--- REQUEST ---
The listing below should be copied in full, word for word.

⟨

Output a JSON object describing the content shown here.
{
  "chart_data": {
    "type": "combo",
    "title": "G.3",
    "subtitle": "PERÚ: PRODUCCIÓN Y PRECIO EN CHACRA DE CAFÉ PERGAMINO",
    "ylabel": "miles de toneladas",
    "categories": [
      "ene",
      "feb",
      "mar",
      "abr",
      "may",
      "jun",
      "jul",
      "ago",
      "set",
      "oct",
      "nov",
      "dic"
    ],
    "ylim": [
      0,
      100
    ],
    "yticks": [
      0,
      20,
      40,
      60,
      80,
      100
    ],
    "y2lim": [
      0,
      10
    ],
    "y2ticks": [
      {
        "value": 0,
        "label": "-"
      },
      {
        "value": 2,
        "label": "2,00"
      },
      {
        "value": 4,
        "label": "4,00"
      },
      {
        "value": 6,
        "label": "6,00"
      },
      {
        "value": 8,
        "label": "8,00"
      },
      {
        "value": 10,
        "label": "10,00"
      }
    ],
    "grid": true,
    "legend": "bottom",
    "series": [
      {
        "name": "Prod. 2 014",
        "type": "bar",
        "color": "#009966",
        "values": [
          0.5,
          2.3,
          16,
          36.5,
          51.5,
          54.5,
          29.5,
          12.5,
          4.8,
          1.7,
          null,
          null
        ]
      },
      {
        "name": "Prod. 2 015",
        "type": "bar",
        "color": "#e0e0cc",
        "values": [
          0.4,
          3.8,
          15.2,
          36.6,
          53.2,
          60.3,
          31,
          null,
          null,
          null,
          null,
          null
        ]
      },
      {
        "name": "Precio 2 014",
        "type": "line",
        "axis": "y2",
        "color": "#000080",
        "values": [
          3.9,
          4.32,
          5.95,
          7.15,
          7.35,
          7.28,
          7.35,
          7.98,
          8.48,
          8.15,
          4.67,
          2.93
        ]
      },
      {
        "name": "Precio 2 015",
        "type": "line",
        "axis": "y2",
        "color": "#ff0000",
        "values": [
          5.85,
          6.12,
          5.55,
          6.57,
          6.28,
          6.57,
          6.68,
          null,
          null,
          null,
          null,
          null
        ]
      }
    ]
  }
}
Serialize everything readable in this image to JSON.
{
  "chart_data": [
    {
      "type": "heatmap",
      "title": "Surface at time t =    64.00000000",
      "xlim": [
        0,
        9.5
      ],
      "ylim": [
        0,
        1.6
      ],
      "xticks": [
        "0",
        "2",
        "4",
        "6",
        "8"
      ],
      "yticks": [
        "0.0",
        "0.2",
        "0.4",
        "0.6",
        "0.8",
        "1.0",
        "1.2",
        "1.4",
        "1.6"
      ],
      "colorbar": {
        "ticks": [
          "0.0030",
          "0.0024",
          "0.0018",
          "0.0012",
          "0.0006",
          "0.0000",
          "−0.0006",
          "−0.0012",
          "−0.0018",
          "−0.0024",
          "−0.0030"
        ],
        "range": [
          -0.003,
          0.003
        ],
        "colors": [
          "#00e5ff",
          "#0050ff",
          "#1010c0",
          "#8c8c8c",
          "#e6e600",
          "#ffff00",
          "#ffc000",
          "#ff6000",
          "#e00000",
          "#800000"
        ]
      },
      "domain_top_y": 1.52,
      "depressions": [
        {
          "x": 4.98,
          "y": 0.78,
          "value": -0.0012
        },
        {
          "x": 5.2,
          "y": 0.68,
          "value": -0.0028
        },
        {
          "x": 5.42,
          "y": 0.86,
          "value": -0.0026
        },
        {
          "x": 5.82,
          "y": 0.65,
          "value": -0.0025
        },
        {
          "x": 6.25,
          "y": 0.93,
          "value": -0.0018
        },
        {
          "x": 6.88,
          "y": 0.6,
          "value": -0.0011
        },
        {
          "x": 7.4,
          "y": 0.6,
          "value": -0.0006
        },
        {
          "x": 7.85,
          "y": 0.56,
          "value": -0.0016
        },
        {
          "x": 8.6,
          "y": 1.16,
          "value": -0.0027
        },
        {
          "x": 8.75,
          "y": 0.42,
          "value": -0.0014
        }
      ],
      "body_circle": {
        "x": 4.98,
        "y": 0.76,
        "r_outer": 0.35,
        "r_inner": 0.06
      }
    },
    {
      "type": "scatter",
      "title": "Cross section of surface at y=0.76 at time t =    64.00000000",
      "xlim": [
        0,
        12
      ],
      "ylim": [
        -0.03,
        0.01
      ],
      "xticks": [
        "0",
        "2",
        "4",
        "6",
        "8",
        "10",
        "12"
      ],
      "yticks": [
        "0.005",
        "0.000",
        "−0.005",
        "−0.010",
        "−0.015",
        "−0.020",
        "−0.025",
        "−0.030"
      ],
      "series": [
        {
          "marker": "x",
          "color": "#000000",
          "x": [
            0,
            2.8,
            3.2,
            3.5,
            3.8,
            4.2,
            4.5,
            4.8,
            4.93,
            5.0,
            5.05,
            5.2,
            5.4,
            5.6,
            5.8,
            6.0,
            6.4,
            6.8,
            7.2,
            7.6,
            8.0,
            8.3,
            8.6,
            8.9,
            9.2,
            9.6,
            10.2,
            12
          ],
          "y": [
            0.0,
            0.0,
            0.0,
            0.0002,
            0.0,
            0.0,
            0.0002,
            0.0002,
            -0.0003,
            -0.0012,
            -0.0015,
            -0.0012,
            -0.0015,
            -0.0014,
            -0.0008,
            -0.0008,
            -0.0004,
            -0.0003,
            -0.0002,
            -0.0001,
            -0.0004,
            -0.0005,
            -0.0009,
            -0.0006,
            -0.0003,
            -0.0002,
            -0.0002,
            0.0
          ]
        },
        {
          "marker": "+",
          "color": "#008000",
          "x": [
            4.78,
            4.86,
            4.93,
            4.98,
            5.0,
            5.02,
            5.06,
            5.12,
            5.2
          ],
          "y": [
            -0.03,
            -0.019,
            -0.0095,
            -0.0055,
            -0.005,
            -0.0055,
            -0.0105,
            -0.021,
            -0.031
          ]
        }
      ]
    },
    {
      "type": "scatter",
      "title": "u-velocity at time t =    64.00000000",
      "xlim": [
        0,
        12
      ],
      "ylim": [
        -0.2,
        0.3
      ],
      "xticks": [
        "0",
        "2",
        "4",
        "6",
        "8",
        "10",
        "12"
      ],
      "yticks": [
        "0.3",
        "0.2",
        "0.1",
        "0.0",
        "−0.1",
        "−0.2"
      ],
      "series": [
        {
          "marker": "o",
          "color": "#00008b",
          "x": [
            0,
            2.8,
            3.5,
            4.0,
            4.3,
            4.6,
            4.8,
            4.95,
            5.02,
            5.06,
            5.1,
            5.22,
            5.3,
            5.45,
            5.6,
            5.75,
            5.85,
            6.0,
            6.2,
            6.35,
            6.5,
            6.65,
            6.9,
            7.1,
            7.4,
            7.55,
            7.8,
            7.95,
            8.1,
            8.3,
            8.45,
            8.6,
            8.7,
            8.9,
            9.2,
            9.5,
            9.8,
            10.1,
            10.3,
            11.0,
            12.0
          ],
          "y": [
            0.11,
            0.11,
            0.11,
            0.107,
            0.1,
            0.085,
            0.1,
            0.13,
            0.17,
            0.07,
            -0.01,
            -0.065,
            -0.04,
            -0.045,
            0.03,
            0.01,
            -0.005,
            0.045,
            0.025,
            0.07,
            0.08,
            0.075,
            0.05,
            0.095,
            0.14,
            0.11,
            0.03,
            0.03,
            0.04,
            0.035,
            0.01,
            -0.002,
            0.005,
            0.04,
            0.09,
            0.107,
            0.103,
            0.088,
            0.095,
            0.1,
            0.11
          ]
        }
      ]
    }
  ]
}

⟩

--- WORKED SOLUTION ---
Output a JSON object describing the content shown here.
{
  "chart_data": {
    "type": "combo",
    "title": "G.3",
    "subtitle": "PERÚ: PRODUCCIÓN Y PRECIO EN CHACRA DE CAFÉ PERGAMINO",
    "ylabel": "miles de toneladas",
    "categories": [
      "ene",
      "feb",
      "mar",
      "abr",
      "may",
      "jun",
      "jul",
      "ago",
      "set",
      "oct",
      "nov",
      "dic"
    ],
    "ylim": [
      0,
      100
    ],
    "yticks": [
      0,
      20,
      40,
      60,
      80,
      100
    ],
    "y2lim": [
      0,
      10
    ],
    "y2ticks": [
      {
        "value": 0,
        "label": "-"
      },
      {
        "value": 2,
        "label": "2,00"
      },
      {
        "value": 4,
        "label": "4,00"
      },
      {
        "value": 6,
        "label": "6,00"
      },
      {
        "value": 8,
        "label": "8,00"
      },
      {
        "value": 10,
        "label": "10,00"
      }
    ],
    "grid": true,
    "legend": "bottom",
    "series": [
      {
        "name": "Prod. 2 014",
        "type": "bar",
        "color": "#009966",
        "values": [
          0.5,
          2.3,
          16,
          36.5,
          51.5,
          54.5,
          29.5,
          12.5,
          4.8,
          1.7,
          null,
          null
        ]
      },
      {
        "name": "Prod. 2 015",
        "type": "bar",
        "color": "#e0e0cc",
        "values": [
          0.4,
          3.8,
          15.2,
          36.6,
          53.2,
          60.3,
          31,
          null,
          null,
          null,
          null,
          null
        ]
      },
      {
        "name": "Precio 2 014",
        "type": "line",
        "axis": "y2",
        "color": "#000080",
        "values": [
          3.9,
          4.32,
          5.95,
          7.15,
          7.35,
          7.28,
          7.35,
          7.98,
          8.48,
          8.15,
          4.67,
          2.93
        ]
      },
      {
        "name": "Precio 2 015",
        "type": "line",
        "axis": "y2",
        "color": "#ff0000",
        "values": [
          5.85,
          6.12,
          5.55,
          6.57,
          6.28,
          6.57,
          6.68,
          null,
          null,
          null,
          null,
          null
        ]
      }
    ]
  }
}
Serialize everything readable in this image to JSON.
{
  "chart_data": [
    {
      "type": "heatmap",
      "title": "Surface at time t =    64.00000000",
      "xlim": [
        0,
        9.5
      ],
      "ylim": [
        0,
        1.6
      ],
      "xticks": [
        "0",
        "2",
        "4",
        "6",
        "8"
      ],
      "yticks": [
        "0.0",
        "0.2",
        "0.4",
        "0.6",
        "0.8",
        "1.0",
        "1.2",
        "1.4",
        "1.6"
      ],
      "colorbar": {
        "ticks": [
          "0.0030",
          "0.0024",
          "0.0018",
          "0.0012",
          "0.0006",
          "0.0000",
          "−0.0006",
          "−0.0012",
          "−0.0018",
          "−0.0024",
          "−0.0030"
        ],
        "range": [
          -0.003,
          0.003
        ],
        "colors": [
          "#00e5ff",
          "#0050ff",
          "#1010c0",
          "#8c8c8c",
          "#e6e600",
          "#ffff00",
          "#ffc000",
          "#ff6000",
          "#e00000",
          "#800000"
        ]
      },
      "domain_top_y": 1.52,
      "depressions": [
        {
          "x": 4.98,
          "y": 0.78,
          "value": -0.0012
        },
        {
          "x": 5.2,
          "y": 0.68,
          "value": -0.0028
        },
        {
          "x": 5.42,
          "y": 0.86,
          "value": -0.0026
        },
        {
          "x": 5.82,
          "y": 0.65,
          "value": -0.0025
        },
        {
          "x": 6.25,
          "y": 0.93,
          "value": -0.0018
        },
        {
          "x": 6.88,
          "y": 0.6,
          "value": -0.0011
        },
        {
          "x": 7.4,
          "y": 0.6,
          "value": -0.0006
        },
        {
          "x": 7.85,
          "y": 0.56,
          "value": -0.0016
        },
        {
          "x": 8.6,
          "y": 1.16,
          "value": -0.0027
        },
        {
          "x": 8.75,
          "y": 0.42,
          "value": -0.0014
        }
      ],
      "body_circle": {
        "x": 4.98,
        "y": 0.76,
        "r_outer": 0.35,
        "r_inner": 0.06
      }
    },
    {
      "type": "scatter",
      "title": "Cross section of surface at y=0.76 at time t =    64.00000000",
      "xlim": [
        0,
        12
      ],
      "ylim": [
        -0.03,
        0.01
      ],
      "xticks": [
        "0",
        "2",
        "4",
        "6",
        "8",
        "10",
        "12"
      ],
      "yticks": [
        "0.005",
        "0.000",
        "−0.005",
        "−0.010",
        "−0.015",
        "−0.020",
        "−0.025",
        "−0.030"
      ],
      "series": [
        {
          "marker": "x",
          "color": "#000000",
          "x": [
            0,
            2.8,
            3.2,
            3.5,
            3.8,
            4.2,
            4.5,
            4.8,
            4.93,
            5.0,
            5.05,
            5.2,
            5.4,
            5.6,
            5.8,
            6.0,
            6.4,
            6.8,
            7.2,
            7.6,
            8.0,
            8.3,
            8.6,
            8.9,
            9.2,
            9.6,
            10.2,
            12
          ],
          "y": [
            0.0,
            0.0,
            0.0,
            0.0002,
            0.0,
            0.0,
            0.0002,
            0.0002,
            -0.0003,
            -0.0012,
            -0.0015,
            -0.0012,
            -0.0015,
            -0.0014,
            -0.0008,
            -0.0008,
            -0.0004,
            -0.0003,
            -0.0002,
            -0.0001,
            -0.0004,
            -0.0005,
            -0.0009,
            -0.0006,
            -0.0003,
            -0.0002,
            -0.0002,
            0.0
          ]
        },
        {
          "marker": "+",
          "color": "#008000",
          "x": [
            4.78,
            4.86,
            4.93,
            4.98,
            5.0,
            5.02,
            5.06,
            5.12,
            5.2
          ],
          "y": [
            -0.03,
            -0.019,
            -0.0095,
            -0.0055,
            -0.005,
            -0.0055,
            -0.0105,
            -0.021,
            -0.031
          ]
        }
      ]
    },
    {
      "type": "scatter",
      "title": "u-velocity at time t =    64.00000000",
      "xlim": [
        0,
        12
      ],
      "ylim": [
        -0.2,
        0.3
      ],
      "xticks": [
        "0",
        "2",
        "4",
        "6",
        "8",
        "10",
        "12"
      ],
      "yticks": [
        "0.3",
        "0.2",
        "0.1",
        "0.0",
        "−0.1",
        "−0.2"
      ],
      "series": [
        {
          "marker": "o",
          "color": "#00008b",
          "x": [
            0,
            2.8,
            3.5,
            4.0,
            4.3,
            4.6,
            4.8,
            4.95,
            5.02,
            5.06,
            5.1,
            5.22,
            5.3,
            5.45,
            5.6,
            5.75,
            5.85,
            6.0,
            6.2,
            6.35,
            6.5,
            6.65,
            6.9,
            7.1,
            7.4,
            7.55,
            7.8,
            7.95,
            8.1,
            8.3,
            8.45,
            8.6,
            8.7,
            8.9,
            9.2,
            9.5,
            9.8,
            10.1,
            10.3,
            11.0,
            12.0
          ],
          "y": [
            0.11,
            0.11,
            0.11,
            0.107,
            0.1,
            0.085,
            0.1,
            0.13,
            0.17,
            0.07,
            -0.01,
            -0.065,
            -0.04,
            -0.045,
            0.03,
            0.01,
            -0.005,
            0.045,
            0.025,
            0.07,
            0.08,
            0.075,
            0.05,
            0.095,
            0.14,
            0.11,
            0.03,
            0.03,
            0.04,
            0.035,
            0.01,
            -0.002,
            0.005,
            0.04,
            0.09,
            0.107,
            0.103,
            0.088,
            0.095,
            0.1,
            0.11
          ]
        }
      ]
    }
  ]
}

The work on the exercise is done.